▸ **Text shown**
I haven't the remotest interest in 'bringing the Walkers to justice' or charging around Europe with a lynch mob clutching receipts and pitchforks, and insisting on the Walkers proving they have recompensated everyone to whom they owe money, from the man with the garage to the owner of the shop where Sally pocketed the fudge bars.
I don't think Sally is a sociopath because she grew up killing rabbits for the pot. It's clear Tim does have some form of degenerative illness, but it seems likely to me that they retrofitted the timeline of the diagnosis, just as they concealed the real reason they lost their house, and that the likely reality is that they simply walked the SWCP as a cheap holiday rather than as a desperate measure, conceived of in despair under a terminal diagnosis when the bailiffs were banging on the door.
I am simply interested in how people fictionalise themselves when life-writing, and, finding that tissue of half-truths, rearranged timelines and poetic licence unexpectedly successful, presumably find themselves trapped by it, and/or may actually come to believe it themselves, as they do publicity, write sequels, and promote a film adaptation.
I'm actually not without sympathy for them, because I think everyone has rearranged the narrative of their own life at some point, in little ways or large, if only in conversation. It can be self-protective. This just got played out on a grandiose level. What I'd like to know more about is at what point the half-truths and poetic rearrangements crept in, and when they hardened, and how they talk about it all between the two of them, when they're alone.
No one should be doorstepping them with pitchforks. Obviously.

▸ **Information provided**
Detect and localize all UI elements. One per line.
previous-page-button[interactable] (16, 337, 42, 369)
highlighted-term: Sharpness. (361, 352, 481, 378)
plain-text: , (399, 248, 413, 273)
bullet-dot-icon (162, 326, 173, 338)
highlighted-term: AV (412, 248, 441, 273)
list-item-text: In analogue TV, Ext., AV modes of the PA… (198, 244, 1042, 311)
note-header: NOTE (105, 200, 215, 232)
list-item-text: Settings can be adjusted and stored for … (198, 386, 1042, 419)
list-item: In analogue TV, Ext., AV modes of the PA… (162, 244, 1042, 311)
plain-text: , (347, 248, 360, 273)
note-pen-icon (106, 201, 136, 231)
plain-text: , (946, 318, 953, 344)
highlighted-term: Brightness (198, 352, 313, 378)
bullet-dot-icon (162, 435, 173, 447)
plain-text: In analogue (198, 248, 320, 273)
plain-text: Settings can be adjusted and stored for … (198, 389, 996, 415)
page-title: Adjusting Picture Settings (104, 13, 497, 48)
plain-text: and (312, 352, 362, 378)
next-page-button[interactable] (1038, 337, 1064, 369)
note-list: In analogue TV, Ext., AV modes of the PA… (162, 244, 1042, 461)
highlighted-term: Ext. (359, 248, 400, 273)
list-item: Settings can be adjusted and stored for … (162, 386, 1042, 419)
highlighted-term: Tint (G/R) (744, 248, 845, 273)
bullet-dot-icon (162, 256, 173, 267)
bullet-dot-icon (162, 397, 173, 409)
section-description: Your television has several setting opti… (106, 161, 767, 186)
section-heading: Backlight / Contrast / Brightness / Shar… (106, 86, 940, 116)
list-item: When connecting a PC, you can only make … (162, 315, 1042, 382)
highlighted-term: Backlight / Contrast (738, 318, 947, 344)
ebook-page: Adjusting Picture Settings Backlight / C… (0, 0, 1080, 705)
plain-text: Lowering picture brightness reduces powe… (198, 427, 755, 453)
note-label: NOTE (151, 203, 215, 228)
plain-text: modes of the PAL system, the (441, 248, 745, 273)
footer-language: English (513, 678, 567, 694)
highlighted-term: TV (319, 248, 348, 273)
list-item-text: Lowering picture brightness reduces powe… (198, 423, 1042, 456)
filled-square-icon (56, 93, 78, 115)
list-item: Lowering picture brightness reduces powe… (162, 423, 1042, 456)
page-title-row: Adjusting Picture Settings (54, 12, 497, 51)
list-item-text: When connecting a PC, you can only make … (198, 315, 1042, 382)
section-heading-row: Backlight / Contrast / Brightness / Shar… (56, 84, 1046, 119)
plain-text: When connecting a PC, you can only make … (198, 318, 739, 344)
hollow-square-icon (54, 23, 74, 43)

▸ **Work order 1**
Answer these about the text on the Walkers:
(a) According to the writer, what did Sally grow up doing?
(b) What three activities does the writer list as occasions when the Walkers may come to believe their own story?
(c) What does the writer think everyone has done at some point?
▸ **Work order 2**
Please copy everything in the text on the Walkers from "I don't think" down to "a film adaptation.", word for word.

▸ **Answer 1**
(a) Killing rabbits for the pot.
(b) Doing publicity, writing sequels, and promoting a film adaptation.
(c) Rearranged the narrative of their own life, in little ways or large, if only in conversation.

▸ **Answer 2**
I don't think Sally is a sociopath because she grew up killing rabbits for the pot. It's clear Tim does have some form of degenerative illness, but it seems likely to me that they retrofitted the timeline of the diagnosis, just as they concealed the real reason they lost their house, and that the likely reality is that they simply walked the SWCP as a cheap holiday rather than as a desperate measure, conceived of in despair under a terminal diagnosis when the bailiffs were banging on the door.
I am simply interested in how people fictionalise themselves when life-writing, and, finding that tissue of half-truths, rearranged timelines and poetic licence unexpectedly successful, presumably find themselves trapped by it, and/or may actually come to believe it themselves, as they do publicity, write sequels, and promote a film adaptation.